* _WRITTEN EXERCISE_:
Copy out all lines carrying the word "进行电容器停电工作时".

Saved entries
◇ ◇ ◇ ◇
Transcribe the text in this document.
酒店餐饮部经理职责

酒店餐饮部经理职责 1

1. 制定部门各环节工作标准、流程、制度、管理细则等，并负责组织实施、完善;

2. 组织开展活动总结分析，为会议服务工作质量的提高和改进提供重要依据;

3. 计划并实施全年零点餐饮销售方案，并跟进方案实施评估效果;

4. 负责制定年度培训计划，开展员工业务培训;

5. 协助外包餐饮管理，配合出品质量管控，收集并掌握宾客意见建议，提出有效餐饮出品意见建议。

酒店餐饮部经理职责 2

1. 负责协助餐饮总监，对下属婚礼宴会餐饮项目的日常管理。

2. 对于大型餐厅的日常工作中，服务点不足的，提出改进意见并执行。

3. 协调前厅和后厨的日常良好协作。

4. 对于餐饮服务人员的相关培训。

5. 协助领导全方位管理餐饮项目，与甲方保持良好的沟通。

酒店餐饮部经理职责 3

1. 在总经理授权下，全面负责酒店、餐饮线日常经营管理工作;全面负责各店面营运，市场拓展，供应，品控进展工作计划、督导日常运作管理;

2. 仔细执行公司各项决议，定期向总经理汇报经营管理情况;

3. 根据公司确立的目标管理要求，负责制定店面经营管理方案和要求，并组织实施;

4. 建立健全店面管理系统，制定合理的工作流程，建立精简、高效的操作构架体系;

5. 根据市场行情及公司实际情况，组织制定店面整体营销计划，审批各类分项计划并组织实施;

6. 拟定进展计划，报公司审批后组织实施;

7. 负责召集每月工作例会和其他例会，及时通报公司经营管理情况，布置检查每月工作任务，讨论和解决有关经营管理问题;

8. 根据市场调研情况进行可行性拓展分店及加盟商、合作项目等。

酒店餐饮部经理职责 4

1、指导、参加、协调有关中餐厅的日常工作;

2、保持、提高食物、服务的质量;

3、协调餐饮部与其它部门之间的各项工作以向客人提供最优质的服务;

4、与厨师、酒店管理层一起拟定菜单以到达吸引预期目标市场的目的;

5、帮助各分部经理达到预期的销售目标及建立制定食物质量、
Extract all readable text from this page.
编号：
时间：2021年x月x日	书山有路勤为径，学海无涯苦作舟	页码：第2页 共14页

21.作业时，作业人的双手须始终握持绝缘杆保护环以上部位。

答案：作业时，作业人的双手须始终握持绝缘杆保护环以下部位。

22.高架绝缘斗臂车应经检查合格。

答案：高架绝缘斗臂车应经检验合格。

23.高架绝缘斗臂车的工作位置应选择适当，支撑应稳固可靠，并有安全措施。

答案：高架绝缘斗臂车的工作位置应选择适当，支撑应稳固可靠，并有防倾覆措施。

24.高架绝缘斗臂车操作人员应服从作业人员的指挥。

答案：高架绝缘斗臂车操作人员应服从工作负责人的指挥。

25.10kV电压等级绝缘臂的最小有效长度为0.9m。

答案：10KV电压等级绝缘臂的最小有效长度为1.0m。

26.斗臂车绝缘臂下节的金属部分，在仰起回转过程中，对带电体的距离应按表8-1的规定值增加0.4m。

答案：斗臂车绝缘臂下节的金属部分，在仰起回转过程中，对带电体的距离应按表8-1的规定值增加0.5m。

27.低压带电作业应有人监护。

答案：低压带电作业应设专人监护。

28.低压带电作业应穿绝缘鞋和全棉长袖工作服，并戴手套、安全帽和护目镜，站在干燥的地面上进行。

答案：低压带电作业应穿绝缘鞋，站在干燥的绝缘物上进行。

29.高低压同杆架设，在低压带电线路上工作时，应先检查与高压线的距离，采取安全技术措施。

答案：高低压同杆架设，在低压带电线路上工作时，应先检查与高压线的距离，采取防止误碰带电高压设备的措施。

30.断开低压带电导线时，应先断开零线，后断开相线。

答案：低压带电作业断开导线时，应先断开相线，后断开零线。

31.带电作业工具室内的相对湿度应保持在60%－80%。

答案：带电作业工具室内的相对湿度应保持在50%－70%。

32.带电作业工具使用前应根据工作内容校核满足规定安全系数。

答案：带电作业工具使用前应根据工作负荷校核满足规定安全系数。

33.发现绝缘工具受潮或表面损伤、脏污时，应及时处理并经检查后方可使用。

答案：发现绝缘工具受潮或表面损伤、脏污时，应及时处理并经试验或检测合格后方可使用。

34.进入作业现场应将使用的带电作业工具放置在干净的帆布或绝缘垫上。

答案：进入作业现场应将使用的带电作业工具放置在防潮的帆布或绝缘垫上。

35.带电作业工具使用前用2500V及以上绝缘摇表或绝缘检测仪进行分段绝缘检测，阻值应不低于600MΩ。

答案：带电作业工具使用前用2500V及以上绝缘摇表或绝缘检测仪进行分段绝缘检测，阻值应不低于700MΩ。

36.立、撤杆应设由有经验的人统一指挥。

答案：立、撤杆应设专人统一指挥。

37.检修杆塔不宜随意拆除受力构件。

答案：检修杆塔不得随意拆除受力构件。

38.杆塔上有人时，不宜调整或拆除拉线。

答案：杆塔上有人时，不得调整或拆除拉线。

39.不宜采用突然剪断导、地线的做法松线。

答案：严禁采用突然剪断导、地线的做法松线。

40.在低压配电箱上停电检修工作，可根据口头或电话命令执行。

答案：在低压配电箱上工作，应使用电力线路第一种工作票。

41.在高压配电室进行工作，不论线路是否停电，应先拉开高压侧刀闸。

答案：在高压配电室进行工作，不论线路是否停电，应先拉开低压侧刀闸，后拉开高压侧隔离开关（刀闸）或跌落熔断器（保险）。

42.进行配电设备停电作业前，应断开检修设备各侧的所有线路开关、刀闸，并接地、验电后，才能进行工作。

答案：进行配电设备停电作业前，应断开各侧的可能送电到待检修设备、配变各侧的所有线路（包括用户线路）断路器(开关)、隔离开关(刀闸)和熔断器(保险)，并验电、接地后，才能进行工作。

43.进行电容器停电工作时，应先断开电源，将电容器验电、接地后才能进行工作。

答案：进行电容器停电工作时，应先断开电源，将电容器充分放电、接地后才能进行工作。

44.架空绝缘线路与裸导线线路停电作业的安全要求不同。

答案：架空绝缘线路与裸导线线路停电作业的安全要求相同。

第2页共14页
◇ ◇ ◇ ◇
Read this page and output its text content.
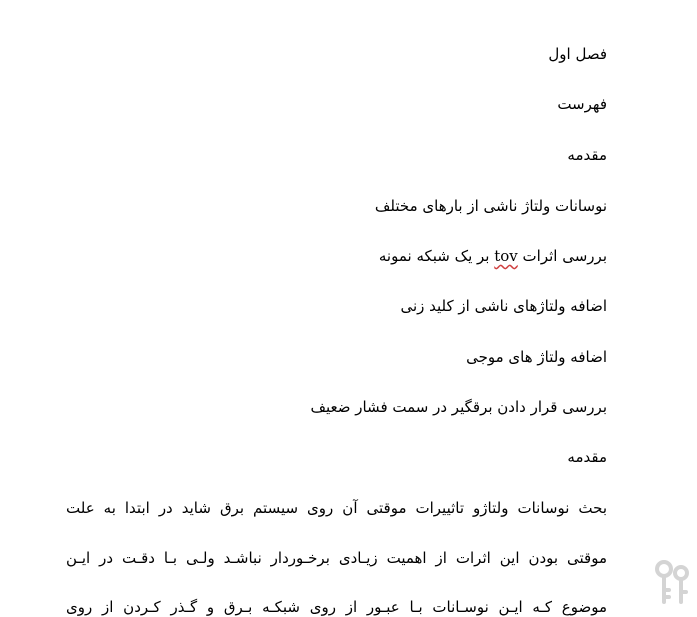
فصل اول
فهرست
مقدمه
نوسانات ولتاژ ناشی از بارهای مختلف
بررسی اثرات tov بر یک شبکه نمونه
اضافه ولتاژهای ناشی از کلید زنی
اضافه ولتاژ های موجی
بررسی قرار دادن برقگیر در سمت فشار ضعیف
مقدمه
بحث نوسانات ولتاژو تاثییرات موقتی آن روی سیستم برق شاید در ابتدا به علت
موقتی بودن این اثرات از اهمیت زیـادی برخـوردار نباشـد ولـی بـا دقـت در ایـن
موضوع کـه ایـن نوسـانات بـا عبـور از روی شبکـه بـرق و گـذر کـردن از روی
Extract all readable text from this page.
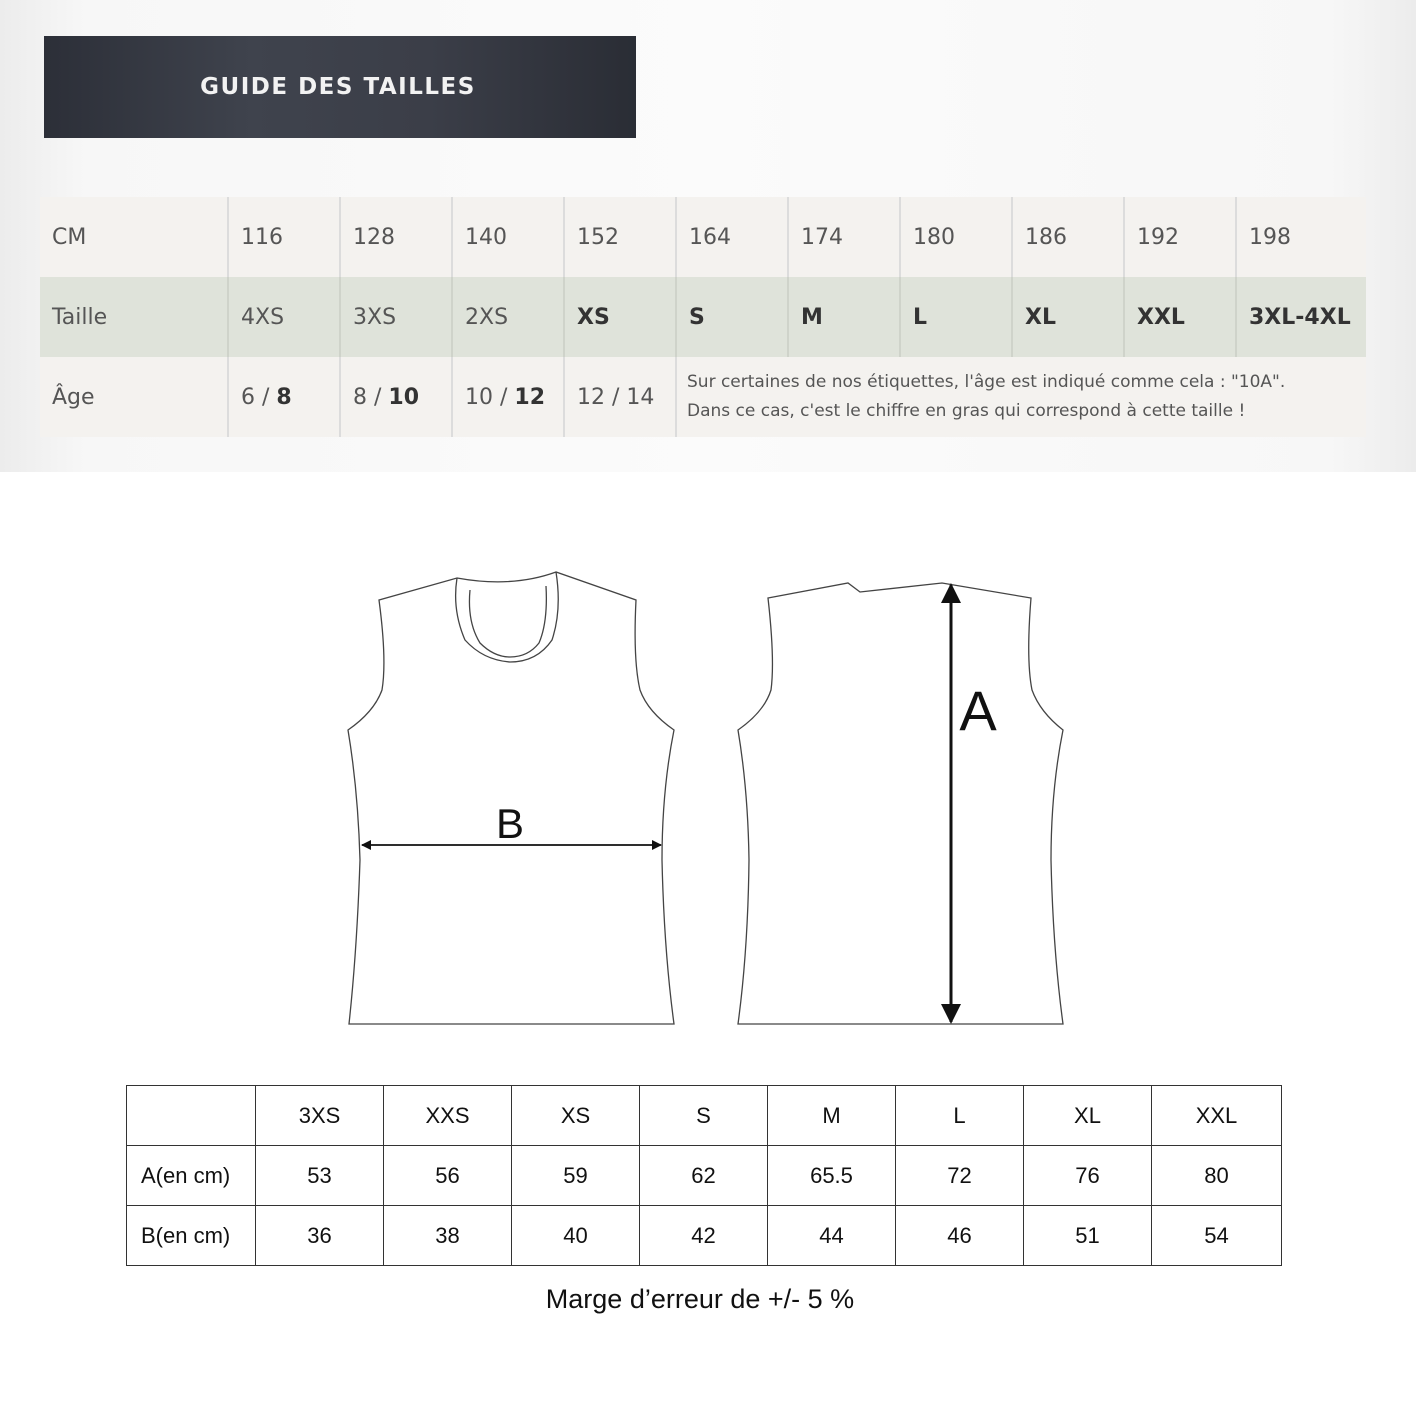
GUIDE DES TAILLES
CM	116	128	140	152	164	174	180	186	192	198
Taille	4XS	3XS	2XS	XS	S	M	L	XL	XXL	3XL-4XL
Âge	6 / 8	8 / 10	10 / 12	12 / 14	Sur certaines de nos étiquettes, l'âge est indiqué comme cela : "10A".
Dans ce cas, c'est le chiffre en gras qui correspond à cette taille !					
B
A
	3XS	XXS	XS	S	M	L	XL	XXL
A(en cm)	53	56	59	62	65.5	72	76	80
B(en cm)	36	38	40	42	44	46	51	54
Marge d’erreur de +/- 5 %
◇ ◇ ◇ ◇
* _ANSWER TO THE EXERCISE_:
43.进行电容器停电工作时，应先断开电源，将电容器验电、接地后才能进行工作。
答案：进行电容器停电工作时，应先断开电源，将电容器充分放电、接地后才能进行工作。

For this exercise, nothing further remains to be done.